# [Objective]
Look through the lines of the material and count those containing "your". Give that count alone.

# [Material shown]
◇ ◇ ◇

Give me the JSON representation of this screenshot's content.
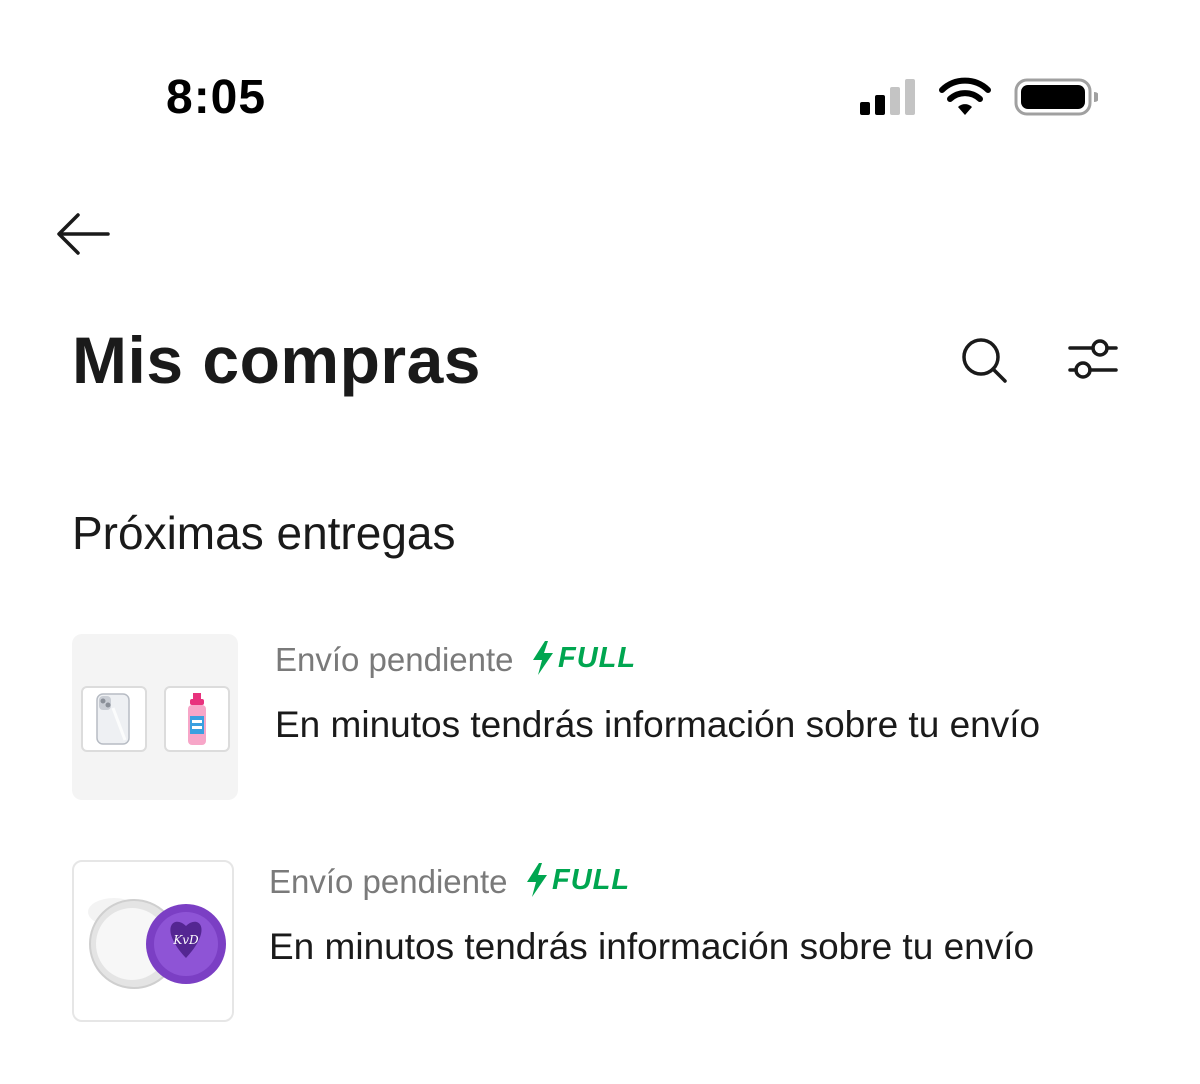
{
  "status_bar": {
    "time": "8:05"
  },
  "header": {
    "title": "Mis compras"
  },
  "section": {
    "title": "Próximas entregas"
  },
  "orders": [
    {
      "status": "Envío pendiente",
      "badge": "FULL",
      "message": "En minutos tendrás información sobre tu envío"
    },
    {
      "status": "Envío pendiente",
      "badge": "FULL",
      "message": "En minutos tendrás información sobre tu envío"
    }
  ],
  "colors": {
    "full_green": "#00a650",
    "status_gray": "#7a7a7a",
    "text_dark": "#1a1a1a"
  },
  "icons": [
    "back-arrow-icon",
    "search-icon",
    "filter-icon",
    "bolt-icon",
    "signal-icon",
    "wifi-icon",
    "battery-icon"
  ]
}
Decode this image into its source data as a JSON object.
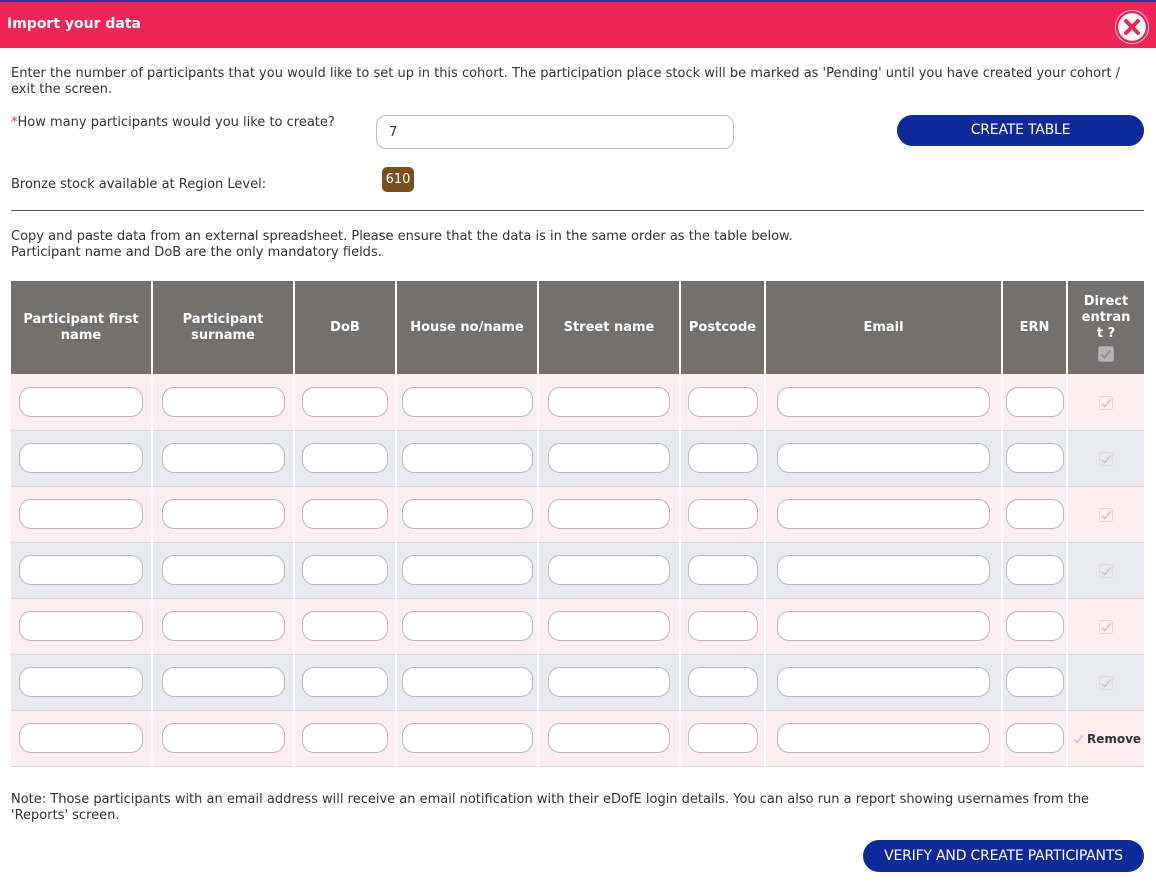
{
  "dialog": {
    "title": "Import your data",
    "close_icon": "close-circle-icon"
  },
  "colors": {
    "titlebar": "#ee2556",
    "primary_button": "#0c2a9c",
    "header_bg": "#727170",
    "stock_badge": "#7b4e1f",
    "row_pink": "#fdeef2",
    "row_grey": "#e9eaee"
  },
  "intro": "Enter the number of participants that you would like to set up in this cohort. The participation place stock will be marked as 'Pending' until you have created your cohort / exit the screen.",
  "count_field": {
    "required_marker": "*",
    "label": "How many participants would you like to create?",
    "value": "7"
  },
  "create_table_button": "CREATE TABLE",
  "stock": {
    "label": "Bronze stock available at Region Level:",
    "value": "610"
  },
  "paste_instructions": {
    "line1": "Copy and paste data from an external spreadsheet. Please ensure that the data is in the same order as the table below.",
    "line2": "Participant name and DoB are the only mandatory fields."
  },
  "table": {
    "columns": [
      "Participant first name",
      "Participant surname",
      "DoB",
      "House no/name",
      "Street name",
      "Postcode",
      "Email",
      "ERN",
      "Direct entrant ?"
    ],
    "header_checkbox_checked": true,
    "rows": [
      {
        "first_name": "",
        "surname": "",
        "dob": "",
        "house": "",
        "street": "",
        "postcode": "",
        "email": "",
        "ern": "",
        "direct_entrant": true
      },
      {
        "first_name": "",
        "surname": "",
        "dob": "",
        "house": "",
        "street": "",
        "postcode": "",
        "email": "",
        "ern": "",
        "direct_entrant": true
      },
      {
        "first_name": "",
        "surname": "",
        "dob": "",
        "house": "",
        "street": "",
        "postcode": "",
        "email": "",
        "ern": "",
        "direct_entrant": true
      },
      {
        "first_name": "",
        "surname": "",
        "dob": "",
        "house": "",
        "street": "",
        "postcode": "",
        "email": "",
        "ern": "",
        "direct_entrant": true
      },
      {
        "first_name": "",
        "surname": "",
        "dob": "",
        "house": "",
        "street": "",
        "postcode": "",
        "email": "",
        "ern": "",
        "direct_entrant": true
      },
      {
        "first_name": "",
        "surname": "",
        "dob": "",
        "house": "",
        "street": "",
        "postcode": "",
        "email": "",
        "ern": "",
        "direct_entrant": true
      },
      {
        "first_name": "",
        "surname": "",
        "dob": "",
        "house": "",
        "street": "",
        "postcode": "",
        "email": "",
        "ern": "",
        "direct_entrant": true,
        "action": "Remove"
      }
    ]
  },
  "note": {
    "line1": "Note: Those participants with an email address will receive an email notification with their eDofE login details. You can also run a report showing usernames from the",
    "line2": "'Reports' screen."
  },
  "verify_button": "VERIFY AND CREATE PARTICIPANTS"
}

◇ ◇ ◇

# [Completed task]
2